Goal of the exercise >>
For the data below, report the number of lines that contain the string "meist" and nothing else.
[START Listing]
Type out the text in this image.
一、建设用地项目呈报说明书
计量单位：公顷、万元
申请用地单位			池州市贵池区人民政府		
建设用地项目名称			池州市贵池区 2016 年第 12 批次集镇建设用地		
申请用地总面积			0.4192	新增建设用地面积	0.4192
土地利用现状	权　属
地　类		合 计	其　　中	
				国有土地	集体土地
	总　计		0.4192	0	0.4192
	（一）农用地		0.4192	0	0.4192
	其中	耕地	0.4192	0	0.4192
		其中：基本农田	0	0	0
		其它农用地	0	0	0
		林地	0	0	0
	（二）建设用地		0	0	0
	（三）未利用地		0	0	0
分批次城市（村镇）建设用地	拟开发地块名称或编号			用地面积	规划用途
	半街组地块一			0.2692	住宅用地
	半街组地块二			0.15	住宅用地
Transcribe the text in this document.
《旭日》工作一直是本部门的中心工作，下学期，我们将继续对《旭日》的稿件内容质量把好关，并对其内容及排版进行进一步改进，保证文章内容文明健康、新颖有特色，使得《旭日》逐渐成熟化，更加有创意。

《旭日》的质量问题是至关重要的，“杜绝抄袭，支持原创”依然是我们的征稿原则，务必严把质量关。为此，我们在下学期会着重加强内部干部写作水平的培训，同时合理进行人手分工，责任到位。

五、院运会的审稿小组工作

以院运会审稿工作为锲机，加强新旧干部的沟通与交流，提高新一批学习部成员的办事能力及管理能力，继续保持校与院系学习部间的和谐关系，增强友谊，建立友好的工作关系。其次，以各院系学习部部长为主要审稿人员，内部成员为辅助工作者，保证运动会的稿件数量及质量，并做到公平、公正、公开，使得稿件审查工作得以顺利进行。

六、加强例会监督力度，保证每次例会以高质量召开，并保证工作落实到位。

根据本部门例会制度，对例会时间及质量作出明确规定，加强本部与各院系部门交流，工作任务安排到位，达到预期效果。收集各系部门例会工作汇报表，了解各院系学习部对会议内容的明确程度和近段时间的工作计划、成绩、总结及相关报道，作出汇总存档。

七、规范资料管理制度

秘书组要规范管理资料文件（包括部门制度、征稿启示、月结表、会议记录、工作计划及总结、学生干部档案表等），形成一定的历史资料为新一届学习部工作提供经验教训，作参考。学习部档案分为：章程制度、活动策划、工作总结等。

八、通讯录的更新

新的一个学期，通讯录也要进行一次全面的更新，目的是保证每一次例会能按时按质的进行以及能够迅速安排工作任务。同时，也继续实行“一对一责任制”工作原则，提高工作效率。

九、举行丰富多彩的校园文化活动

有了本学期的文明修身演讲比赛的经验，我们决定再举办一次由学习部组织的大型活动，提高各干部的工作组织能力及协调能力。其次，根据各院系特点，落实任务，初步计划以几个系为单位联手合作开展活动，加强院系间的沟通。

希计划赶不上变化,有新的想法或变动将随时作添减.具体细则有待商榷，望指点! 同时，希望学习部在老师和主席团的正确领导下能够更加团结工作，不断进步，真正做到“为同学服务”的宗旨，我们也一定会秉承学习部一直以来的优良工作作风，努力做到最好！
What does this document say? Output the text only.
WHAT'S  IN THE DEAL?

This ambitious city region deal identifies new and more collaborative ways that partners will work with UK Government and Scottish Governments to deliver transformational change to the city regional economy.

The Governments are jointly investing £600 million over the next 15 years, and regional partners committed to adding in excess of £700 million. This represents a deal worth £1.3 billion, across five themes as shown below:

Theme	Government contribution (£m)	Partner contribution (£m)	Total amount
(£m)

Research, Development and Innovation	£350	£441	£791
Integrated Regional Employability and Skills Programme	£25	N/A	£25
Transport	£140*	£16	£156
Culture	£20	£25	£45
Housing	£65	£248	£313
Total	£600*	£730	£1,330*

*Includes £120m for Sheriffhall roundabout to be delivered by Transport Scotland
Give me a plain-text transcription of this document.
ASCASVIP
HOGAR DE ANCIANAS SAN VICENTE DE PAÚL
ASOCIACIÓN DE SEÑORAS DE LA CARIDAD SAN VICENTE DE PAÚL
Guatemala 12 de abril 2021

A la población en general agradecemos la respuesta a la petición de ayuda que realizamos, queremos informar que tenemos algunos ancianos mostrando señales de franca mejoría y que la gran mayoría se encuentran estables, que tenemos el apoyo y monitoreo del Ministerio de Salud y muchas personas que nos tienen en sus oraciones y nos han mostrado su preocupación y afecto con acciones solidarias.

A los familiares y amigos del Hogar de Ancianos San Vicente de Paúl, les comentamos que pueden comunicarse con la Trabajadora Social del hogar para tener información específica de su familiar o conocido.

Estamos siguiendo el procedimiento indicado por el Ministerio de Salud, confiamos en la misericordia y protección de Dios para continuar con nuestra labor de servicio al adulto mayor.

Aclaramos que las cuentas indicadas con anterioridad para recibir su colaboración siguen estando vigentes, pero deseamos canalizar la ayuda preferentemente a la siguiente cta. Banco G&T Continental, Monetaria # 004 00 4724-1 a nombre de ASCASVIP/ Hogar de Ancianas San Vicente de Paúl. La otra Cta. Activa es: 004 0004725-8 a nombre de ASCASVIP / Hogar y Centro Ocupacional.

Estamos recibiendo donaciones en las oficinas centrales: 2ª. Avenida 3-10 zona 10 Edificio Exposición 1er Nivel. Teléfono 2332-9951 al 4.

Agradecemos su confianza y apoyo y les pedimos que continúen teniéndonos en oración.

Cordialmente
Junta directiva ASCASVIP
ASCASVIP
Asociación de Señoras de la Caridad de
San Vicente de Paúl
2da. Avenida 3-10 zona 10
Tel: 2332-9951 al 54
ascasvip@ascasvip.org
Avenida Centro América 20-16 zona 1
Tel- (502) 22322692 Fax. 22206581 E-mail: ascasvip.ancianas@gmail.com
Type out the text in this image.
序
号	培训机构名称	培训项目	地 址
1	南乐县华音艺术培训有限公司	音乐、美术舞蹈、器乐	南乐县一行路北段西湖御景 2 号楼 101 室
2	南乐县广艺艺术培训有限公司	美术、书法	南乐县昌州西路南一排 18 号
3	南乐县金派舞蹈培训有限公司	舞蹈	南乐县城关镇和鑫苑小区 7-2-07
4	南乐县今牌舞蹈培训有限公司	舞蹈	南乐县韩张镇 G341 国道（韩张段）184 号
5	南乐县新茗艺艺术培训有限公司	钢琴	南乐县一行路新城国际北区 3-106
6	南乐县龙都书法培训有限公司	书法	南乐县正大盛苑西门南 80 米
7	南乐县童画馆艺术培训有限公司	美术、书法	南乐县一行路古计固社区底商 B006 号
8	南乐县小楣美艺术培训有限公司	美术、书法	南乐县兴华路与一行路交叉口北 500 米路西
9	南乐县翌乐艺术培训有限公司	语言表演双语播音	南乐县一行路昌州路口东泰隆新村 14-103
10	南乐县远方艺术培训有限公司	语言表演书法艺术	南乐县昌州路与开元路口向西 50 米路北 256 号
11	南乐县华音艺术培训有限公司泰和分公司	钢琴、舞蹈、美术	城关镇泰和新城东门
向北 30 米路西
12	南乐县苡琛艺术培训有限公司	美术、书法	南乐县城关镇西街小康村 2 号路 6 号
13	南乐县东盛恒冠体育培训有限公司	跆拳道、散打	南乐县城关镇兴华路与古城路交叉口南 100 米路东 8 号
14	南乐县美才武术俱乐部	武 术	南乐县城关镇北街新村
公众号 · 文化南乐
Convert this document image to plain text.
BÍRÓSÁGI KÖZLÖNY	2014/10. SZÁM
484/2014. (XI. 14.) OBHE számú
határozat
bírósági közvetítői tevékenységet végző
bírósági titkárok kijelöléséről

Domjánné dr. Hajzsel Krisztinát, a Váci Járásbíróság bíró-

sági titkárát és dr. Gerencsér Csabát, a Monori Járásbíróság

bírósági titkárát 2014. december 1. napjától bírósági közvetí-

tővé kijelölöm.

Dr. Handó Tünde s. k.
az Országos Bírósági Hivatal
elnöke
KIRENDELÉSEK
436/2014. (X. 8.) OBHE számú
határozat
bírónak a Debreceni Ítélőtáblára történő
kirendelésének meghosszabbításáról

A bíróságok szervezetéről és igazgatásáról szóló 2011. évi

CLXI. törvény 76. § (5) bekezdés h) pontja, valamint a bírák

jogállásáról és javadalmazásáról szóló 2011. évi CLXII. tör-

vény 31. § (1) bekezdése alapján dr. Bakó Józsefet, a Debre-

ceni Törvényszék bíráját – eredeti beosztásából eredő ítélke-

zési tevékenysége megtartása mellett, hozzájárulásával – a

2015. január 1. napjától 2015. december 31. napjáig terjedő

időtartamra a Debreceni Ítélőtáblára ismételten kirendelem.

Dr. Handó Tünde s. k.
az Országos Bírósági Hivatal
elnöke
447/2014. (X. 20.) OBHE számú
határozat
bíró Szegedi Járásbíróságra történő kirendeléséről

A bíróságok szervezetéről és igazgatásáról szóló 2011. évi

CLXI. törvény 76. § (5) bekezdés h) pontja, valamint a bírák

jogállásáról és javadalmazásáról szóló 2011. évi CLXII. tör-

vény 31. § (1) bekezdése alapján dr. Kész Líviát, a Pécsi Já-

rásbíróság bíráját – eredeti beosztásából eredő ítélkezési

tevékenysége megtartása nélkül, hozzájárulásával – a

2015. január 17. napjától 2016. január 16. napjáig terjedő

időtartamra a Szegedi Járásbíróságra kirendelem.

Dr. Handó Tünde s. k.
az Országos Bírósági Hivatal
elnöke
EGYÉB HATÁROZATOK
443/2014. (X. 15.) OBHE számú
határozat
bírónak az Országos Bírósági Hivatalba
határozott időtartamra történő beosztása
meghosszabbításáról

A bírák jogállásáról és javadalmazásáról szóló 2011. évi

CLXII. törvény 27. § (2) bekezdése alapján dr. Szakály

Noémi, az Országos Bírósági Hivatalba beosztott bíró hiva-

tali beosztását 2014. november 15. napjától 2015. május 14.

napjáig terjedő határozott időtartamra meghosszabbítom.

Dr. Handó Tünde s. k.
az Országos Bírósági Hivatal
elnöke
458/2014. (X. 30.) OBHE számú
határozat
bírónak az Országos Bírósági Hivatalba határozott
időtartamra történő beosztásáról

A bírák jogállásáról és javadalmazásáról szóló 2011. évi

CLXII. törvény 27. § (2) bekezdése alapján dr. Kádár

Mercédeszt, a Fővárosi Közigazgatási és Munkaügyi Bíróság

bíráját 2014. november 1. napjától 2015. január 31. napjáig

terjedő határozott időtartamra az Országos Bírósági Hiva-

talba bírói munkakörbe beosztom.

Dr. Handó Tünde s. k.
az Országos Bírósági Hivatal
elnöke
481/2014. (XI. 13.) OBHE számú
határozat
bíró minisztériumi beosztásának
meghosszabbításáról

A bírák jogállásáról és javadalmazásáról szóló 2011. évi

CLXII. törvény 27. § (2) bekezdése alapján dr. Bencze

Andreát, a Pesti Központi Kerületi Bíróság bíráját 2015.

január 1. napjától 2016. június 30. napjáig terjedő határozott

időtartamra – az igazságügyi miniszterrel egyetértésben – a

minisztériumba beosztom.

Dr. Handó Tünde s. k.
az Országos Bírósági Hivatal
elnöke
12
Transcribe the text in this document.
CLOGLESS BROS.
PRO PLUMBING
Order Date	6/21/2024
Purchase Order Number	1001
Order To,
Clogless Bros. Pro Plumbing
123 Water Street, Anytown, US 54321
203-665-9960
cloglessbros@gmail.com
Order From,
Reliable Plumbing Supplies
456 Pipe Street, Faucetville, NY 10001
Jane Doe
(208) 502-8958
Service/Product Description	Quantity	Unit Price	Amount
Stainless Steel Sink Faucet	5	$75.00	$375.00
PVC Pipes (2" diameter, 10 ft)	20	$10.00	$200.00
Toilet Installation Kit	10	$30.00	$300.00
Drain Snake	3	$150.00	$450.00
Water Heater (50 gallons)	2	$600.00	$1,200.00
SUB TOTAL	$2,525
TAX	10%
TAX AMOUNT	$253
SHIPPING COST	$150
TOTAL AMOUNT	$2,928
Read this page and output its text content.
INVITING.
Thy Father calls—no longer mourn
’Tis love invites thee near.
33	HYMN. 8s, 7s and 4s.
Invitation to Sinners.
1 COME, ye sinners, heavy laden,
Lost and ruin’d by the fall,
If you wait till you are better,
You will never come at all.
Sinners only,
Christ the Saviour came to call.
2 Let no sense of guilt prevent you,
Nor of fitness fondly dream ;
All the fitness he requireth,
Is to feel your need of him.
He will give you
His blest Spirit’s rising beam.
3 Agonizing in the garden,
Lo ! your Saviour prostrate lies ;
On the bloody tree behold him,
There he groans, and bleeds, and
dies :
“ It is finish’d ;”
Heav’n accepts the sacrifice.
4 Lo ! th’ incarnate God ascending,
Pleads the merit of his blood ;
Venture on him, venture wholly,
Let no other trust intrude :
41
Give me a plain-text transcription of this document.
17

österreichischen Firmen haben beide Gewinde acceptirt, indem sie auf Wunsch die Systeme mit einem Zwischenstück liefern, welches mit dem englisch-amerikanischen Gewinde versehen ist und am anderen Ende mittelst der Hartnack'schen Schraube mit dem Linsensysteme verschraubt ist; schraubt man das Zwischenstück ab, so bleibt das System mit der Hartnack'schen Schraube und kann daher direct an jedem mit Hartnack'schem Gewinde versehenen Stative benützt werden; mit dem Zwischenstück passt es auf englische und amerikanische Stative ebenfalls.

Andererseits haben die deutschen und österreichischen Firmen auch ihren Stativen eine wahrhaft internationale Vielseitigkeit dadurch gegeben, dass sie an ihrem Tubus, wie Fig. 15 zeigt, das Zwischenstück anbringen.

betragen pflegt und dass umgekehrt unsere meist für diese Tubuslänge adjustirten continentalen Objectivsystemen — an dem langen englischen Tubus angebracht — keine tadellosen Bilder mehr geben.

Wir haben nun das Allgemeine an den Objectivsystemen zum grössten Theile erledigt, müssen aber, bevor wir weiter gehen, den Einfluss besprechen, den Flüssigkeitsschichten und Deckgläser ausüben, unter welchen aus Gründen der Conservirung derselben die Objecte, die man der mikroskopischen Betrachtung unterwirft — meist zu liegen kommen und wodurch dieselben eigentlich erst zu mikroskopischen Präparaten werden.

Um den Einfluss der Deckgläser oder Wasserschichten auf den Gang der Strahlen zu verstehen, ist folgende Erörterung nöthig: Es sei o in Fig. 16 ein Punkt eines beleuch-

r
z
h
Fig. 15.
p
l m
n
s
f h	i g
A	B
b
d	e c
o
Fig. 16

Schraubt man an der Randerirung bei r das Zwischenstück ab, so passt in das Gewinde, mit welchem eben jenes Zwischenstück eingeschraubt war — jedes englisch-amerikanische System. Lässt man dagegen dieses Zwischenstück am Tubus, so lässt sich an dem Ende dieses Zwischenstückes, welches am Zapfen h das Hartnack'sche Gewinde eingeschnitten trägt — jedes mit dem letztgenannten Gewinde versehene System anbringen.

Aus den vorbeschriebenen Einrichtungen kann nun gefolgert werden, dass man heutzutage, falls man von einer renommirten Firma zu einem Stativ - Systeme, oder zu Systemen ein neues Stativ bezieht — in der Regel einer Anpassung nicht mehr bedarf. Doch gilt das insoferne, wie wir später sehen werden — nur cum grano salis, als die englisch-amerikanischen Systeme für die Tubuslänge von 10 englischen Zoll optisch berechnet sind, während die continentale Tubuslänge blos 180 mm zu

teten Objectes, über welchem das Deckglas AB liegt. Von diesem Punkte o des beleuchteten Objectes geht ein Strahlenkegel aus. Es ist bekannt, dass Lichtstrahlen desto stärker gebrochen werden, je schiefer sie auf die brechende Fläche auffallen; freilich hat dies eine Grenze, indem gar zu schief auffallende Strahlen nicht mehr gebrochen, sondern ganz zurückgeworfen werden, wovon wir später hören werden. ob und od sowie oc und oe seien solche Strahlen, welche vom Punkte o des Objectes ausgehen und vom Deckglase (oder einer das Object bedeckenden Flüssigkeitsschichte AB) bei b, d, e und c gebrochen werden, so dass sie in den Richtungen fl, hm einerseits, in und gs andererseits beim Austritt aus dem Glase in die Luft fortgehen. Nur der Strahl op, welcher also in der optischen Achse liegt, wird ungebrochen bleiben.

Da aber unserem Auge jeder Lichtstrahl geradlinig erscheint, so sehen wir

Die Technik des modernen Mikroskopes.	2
[END Listing]
Exercise result >>
2